> _PROBLEMS TO WORK ON_
- 1) In the forum replies about 35mm film canisters, what tool does one writer use to open commercial canisters?
- 2) Print the part of the forum replies about 35mm film canisters that opens with the words containing "8. Commercial canisters" and closes with "forced a change.".
- 3) Write what comes next in the forum replies about 35mm film canisters, starting after their final sentence.

     
  6. I have done this once inside a down jacket, not by choice but because it was the only option available. Canister inside the
    jacket, hands through the sleeves and folding the other openings. Just by touch, opening the canister with my nails, re-
    attaching the film to the reel, rewindl and closing the thing. It worked but I'm not sure I could do it again :)
     
  7. 35mm film used to come in reloadable cassettes, but too often the ends would come off at the wrong time. So, for about 50 years now, the ends are permanently crimped on.
    Ones with reusable ends are available, presumably what the OP asked about.
    I have never known the end to come off on a commercially produced cassette, though. I have known stories about the Nikon F motor drive pulling them off, or even breaking the spool. For my hand wound ones, I do remember one that I didn't tape quite as well as I should have.
     
  8. Commercial canisters aren't meant to be re-closed, and haven't been for nearly 50 years. The end caps are crimped for security and are damaged when opened. I use a church key. The end caps for reusable canisters pop off by thumb pressure on the core while squeezing the slot slightly, or by striking the long end of the core on a table (which sends the end cap into regions unknown). All canisters used to operate in this way before many complaints of coming apart accidentally forced a change.
    In short, that's why the lab requires you to buy a new canister. If you buy a changing bag and do it yourself, have a few reusable canisters on hand, or load directly into a developing tank. You can also buy opaque black plastic bags for film (typically sheet film). Most labs never pop the cartridge at all. The end is hooked through the slot and pulled into the processing machine.

> _LISTED ENTRIES_
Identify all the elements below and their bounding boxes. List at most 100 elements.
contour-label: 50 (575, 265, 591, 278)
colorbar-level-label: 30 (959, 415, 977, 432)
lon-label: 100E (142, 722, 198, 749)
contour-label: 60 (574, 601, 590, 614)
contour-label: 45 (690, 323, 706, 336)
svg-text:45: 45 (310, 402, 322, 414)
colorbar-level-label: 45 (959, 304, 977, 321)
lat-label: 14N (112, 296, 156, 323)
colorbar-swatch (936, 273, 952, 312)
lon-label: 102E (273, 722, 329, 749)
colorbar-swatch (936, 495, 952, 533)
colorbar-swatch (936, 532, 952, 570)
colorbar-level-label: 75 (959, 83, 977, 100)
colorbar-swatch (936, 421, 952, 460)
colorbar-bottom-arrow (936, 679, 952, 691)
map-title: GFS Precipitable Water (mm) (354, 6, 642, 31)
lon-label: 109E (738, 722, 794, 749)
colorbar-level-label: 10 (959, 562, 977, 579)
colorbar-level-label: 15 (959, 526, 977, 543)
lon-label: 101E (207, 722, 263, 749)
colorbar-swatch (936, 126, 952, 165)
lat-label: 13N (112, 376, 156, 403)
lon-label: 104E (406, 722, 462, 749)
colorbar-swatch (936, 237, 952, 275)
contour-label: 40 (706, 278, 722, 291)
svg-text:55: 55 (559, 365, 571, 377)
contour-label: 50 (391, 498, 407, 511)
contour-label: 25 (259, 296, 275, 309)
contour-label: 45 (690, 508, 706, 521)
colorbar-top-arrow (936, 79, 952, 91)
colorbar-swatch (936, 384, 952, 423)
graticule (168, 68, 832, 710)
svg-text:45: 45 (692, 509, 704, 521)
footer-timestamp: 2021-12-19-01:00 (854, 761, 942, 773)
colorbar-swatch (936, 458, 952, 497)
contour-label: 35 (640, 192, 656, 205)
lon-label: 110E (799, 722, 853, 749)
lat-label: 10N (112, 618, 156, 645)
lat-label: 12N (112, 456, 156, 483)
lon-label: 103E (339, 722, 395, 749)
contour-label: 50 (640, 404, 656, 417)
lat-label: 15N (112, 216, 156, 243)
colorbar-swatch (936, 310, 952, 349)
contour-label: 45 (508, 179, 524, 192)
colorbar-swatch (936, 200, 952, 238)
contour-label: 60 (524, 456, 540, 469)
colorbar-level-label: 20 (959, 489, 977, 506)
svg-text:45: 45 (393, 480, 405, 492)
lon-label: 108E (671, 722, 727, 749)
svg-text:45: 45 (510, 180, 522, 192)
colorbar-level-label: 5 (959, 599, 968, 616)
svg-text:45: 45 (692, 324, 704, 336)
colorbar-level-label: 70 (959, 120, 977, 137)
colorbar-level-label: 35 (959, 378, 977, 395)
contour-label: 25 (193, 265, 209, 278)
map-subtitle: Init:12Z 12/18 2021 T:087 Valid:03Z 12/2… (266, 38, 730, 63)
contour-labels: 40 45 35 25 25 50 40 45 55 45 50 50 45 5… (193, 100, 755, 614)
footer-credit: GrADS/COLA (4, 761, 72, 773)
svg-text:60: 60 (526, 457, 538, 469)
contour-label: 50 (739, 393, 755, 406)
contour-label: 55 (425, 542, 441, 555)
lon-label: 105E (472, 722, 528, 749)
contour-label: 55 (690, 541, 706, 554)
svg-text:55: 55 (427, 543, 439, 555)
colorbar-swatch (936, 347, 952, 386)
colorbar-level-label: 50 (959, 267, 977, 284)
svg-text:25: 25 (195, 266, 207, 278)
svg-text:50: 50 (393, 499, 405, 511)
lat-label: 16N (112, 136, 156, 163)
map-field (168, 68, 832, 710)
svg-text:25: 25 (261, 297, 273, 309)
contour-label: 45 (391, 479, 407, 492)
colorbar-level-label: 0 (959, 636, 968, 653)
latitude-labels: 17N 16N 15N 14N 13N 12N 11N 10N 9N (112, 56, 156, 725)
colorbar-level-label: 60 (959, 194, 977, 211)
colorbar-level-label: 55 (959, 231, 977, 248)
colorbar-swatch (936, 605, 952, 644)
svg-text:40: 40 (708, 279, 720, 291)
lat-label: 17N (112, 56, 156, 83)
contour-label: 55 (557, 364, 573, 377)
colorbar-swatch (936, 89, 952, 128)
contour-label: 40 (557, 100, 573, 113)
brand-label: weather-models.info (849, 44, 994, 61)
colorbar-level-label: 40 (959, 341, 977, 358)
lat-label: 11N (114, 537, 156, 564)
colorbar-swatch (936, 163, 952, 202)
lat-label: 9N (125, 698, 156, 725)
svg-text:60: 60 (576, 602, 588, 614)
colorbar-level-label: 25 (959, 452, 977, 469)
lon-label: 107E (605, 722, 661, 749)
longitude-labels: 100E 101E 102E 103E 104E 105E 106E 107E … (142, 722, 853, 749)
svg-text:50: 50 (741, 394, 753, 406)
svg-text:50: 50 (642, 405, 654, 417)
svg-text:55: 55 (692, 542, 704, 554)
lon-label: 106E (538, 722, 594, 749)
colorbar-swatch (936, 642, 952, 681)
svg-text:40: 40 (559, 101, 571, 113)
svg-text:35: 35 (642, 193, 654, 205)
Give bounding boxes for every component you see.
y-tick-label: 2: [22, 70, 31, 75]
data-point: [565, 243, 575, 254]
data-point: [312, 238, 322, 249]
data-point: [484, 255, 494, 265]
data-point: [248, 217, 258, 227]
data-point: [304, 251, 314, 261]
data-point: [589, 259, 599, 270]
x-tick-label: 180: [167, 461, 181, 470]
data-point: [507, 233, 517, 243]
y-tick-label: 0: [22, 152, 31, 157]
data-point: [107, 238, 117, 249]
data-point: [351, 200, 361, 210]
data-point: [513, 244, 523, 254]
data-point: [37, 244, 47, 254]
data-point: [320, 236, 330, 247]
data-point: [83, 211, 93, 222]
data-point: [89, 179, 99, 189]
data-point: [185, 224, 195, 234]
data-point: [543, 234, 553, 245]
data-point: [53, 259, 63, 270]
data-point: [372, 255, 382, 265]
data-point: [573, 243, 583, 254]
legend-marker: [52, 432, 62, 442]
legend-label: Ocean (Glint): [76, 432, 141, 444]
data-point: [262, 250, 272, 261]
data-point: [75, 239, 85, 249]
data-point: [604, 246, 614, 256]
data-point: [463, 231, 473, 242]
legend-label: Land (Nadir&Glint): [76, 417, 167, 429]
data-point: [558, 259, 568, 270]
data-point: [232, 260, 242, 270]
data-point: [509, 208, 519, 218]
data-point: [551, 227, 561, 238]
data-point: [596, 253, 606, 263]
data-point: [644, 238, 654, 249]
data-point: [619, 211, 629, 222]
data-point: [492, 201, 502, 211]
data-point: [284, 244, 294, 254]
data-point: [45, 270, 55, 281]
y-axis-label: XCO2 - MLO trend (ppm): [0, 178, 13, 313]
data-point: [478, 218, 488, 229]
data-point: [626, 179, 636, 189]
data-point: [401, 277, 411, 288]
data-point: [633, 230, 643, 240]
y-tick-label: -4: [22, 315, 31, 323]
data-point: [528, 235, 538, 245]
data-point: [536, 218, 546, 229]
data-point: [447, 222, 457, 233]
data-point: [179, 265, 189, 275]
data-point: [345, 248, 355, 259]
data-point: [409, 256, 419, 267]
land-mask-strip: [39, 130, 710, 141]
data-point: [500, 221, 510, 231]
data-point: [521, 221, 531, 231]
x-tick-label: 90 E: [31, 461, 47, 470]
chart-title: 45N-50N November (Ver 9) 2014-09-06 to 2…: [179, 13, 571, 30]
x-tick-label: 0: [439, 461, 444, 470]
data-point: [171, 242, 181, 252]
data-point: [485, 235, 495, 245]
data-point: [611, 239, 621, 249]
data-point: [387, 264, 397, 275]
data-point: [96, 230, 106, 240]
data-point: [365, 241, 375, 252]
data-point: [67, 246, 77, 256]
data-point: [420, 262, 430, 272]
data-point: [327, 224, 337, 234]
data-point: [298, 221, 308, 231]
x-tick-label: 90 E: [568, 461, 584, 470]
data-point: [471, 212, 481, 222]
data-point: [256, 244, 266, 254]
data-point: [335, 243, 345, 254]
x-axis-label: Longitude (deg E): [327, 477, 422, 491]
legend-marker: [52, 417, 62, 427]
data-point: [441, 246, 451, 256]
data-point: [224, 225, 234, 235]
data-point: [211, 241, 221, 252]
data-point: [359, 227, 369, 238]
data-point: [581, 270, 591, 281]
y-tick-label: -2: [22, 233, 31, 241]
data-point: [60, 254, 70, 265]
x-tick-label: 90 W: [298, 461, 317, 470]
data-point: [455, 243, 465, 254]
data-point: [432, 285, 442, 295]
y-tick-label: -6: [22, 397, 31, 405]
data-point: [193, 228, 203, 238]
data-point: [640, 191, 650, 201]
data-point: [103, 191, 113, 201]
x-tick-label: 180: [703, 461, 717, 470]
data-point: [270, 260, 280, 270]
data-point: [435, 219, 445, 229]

> _TASK RESULTS_
- 1) A church key.

- 2)
8. Commercial canisters aren't meant to be re-closed, and haven't been for nearly 50 years. The end caps are crimped for security and are damaged when opened. I use a church key. The end caps for reusable canisters pop off by thumb pressure on the core while squeezing the slot slightly, or by striking the long end of the core on a table (which sends the end cap into regions unknown). All canisters used to operate in this way before many complaints of coming apart accidentally forced a change.

- 3)
    The film is held to the core with a piece of 1/2" masking tape, looped completely around and taped to both sides of the film. Any tape will work, but there is/was special "blue" tape for that purpose with harder adhesive. If you load using bulk film, blue painter's tape would work, and is less gummy than the cheap stuff.
     
  9. SCL

    SCL

    There's a trick I useed for years to remove and seat commercial film canister ends. It isn't perfect, but in a pinch it can save things for you. These days I use reloadable cartridges. Anyway, the trick when removing film is, you smartly strike the extruded end of the reel on a solid hard surface (in darkness) as opposed to prying one end open with a churchkey. In most cases the other end will pop off and can be reused (you reset it by hand pressure after reloading film onto the reel).
     
  10. You can just remove it from the camera in total darkness and seal it inside a film container. When you take it in for processing, be sure to attach a note saying that it's open film, and must be opened in complete darkness.
     
  11. Thanks for all replies.
    The film actually is not ready for development, that is why I need to put it back in a light-tight canister.
     
  12. All quality labs have on hand -- plastic easy to open - easy to close 35mm cassette that holds 36mm film. They must have these because they must test their process using test film. This is a daily procedure. If they do not have these, don't pass go and collect $200, just exit the lab and go to another and never return. The test is vital to the wellbeing so if they don't have the cassette, you don't want to trust them with your film. Look about for a lab that will help you they are the backbone of our industry.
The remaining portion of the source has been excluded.